ENTRIES –
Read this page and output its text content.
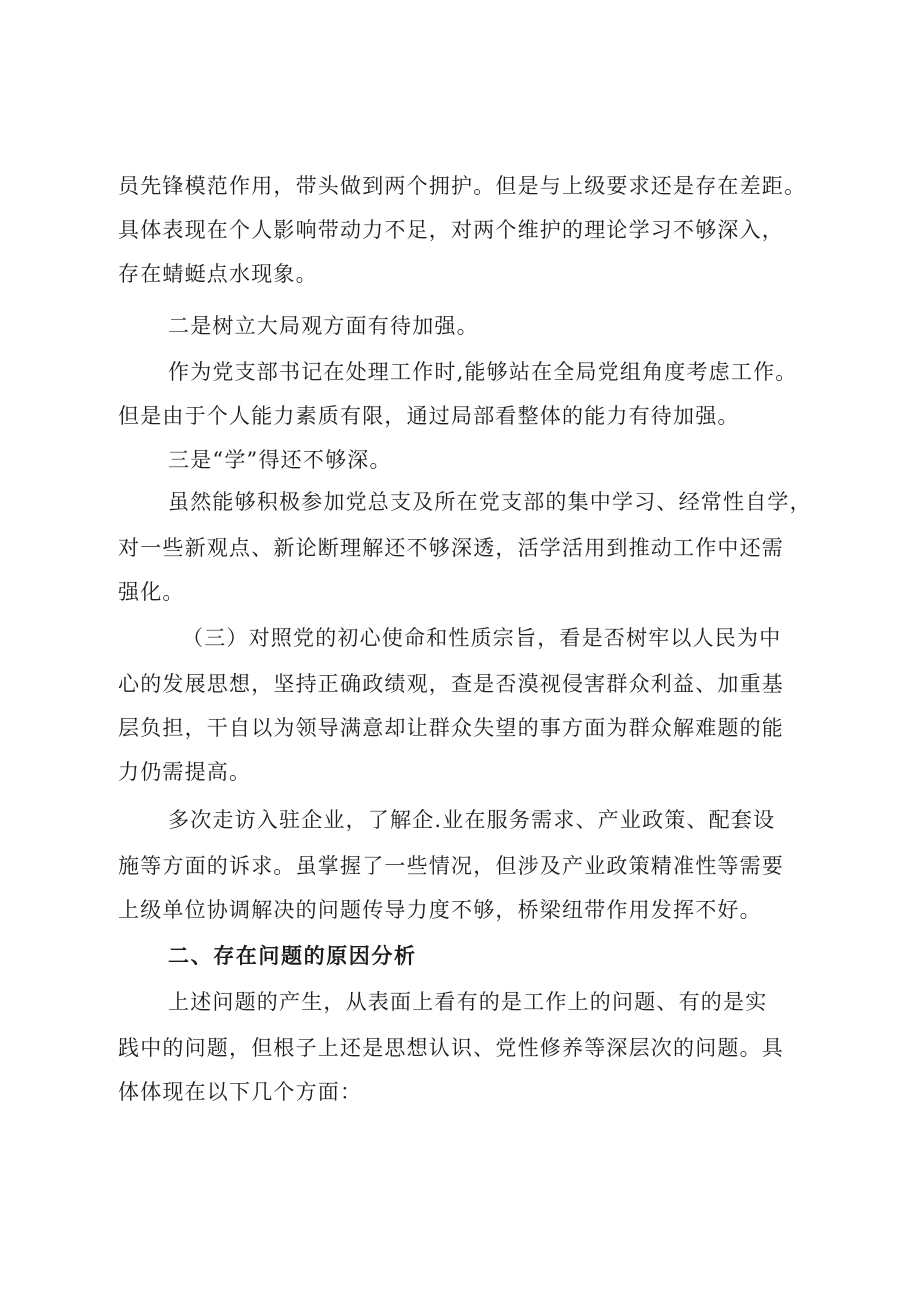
员先锋模范作用，带头做到两个拥护。但是与上级要求还是存在差距。
具体表现在个人影响带动力不足，对两个维护的理论学习不够深入，
存在蜻蜓点水现象。
二是树立大局观方面有待加强。
作为党支部书记在处理工作时,能够站在全局党组角度考虑工作。
但是由于个人能力素质有限，通过局部看整体的能力有待加强。
三是“学”得还不够深。
虽然能够积极参加党总支及所在党支部的集中学习、经常性自学，
对一些新观点、新论断理解还不够深透，活学活用到推动工作中还需
强化。
（三）对照党的初心使命和性质宗旨，看是否树牢以人民为中
心的发展思想，坚持正确政绩观，查是否漠视侵害群众利益、加重基
层负担，干自以为领导满意却让群众失望的事方面为群众解难题的能
力仍需提高。
多次走访入驻企业，了解企.业在服务需求、产业政策、配套设
施等方面的诉求。虽掌握了一些情况，但涉及产业政策精准性等需要
上级单位协调解决的问题传导力度不够，桥梁纽带作用发挥不好。
二、存在问题的原因分析
上述问题的产生，从表面上看有的是工作上的问题、有的是实
践中的问题，但根子上还是思想认识、党性修养等深层次的问题。具
体体现在以下几个方面：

YOUR INSTRUCTIONS –
Without including any picture, repeat the data exactly.

ANSWER TO THIS EXERCISE –
Read this page and output its text content.
员先锋模范作用，带头做到两个拥护。但是与上级要求还是存在差距。
具体表现在个人影响带动力不足，对两个维护的理论学习不够深入，
存在蜻蜓点水现象。
二是树立大局观方面有待加强。
作为党支部书记在处理工作时,能够站在全局党组角度考虑工作。
但是由于个人能力素质有限，通过局部看整体的能力有待加强。
三是“学”得还不够深。
虽然能够积极参加党总支及所在党支部的集中学习、经常性自学，
对一些新观点、新论断理解还不够深透，活学活用到推动工作中还需
强化。
（三）对照党的初心使命和性质宗旨，看是否树牢以人民为中
心的发展思想，坚持正确政绩观，查是否漠视侵害群众利益、加重基
层负担，干自以为领导满意却让群众失望的事方面为群众解难题的能
力仍需提高。
多次走访入驻企业，了解企.业在服务需求、产业政策、配套设
施等方面的诉求。虽掌握了一些情况，但涉及产业政策精准性等需要
上级单位协调解决的问题传导力度不够，桥梁纽带作用发挥不好。
二、存在问题的原因分析
上述问题的产生，从表面上看有的是工作上的问题、有的是实
践中的问题，但根子上还是思想认识、党性修养等深层次的问题。具
体体现在以下几个方面：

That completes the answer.